What the task requires:
Using the listing below, extract each line that has the word "text" in it.

Data in this exercise:
○ ○ ○ ○ ○
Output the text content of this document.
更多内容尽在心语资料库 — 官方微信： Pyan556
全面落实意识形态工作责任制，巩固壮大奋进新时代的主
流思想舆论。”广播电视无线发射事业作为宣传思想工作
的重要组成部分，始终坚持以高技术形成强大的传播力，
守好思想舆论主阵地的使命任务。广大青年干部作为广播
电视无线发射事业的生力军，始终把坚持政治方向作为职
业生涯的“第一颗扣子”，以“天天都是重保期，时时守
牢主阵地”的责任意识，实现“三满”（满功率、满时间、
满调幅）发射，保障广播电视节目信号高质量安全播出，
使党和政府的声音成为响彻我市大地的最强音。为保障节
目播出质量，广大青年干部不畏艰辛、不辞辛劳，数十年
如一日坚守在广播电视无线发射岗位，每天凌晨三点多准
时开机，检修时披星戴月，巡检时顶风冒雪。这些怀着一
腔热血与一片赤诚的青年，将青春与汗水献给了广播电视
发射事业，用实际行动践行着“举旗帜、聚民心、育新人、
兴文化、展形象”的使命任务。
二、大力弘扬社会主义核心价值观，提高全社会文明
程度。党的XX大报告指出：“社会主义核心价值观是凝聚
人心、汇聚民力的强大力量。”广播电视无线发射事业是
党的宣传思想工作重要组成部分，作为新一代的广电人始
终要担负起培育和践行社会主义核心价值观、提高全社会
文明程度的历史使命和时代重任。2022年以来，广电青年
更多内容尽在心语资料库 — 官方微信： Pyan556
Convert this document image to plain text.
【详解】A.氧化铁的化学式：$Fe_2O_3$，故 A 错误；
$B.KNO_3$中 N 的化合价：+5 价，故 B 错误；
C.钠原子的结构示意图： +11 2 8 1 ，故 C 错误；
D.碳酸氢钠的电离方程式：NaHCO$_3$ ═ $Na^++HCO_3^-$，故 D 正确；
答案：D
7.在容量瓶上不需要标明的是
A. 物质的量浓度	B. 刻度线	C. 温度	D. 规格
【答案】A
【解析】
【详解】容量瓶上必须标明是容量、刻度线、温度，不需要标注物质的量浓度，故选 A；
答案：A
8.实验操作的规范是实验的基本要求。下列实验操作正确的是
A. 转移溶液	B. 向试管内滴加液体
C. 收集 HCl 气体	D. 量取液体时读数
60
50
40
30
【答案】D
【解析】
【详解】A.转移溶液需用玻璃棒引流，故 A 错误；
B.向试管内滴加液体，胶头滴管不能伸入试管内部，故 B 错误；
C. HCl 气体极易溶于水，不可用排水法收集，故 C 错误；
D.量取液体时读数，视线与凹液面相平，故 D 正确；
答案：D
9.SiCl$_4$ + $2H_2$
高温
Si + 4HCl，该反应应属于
○ ○ ○ ○ ○
Output:
Output the text content of this document.
Convert this document image to plain text.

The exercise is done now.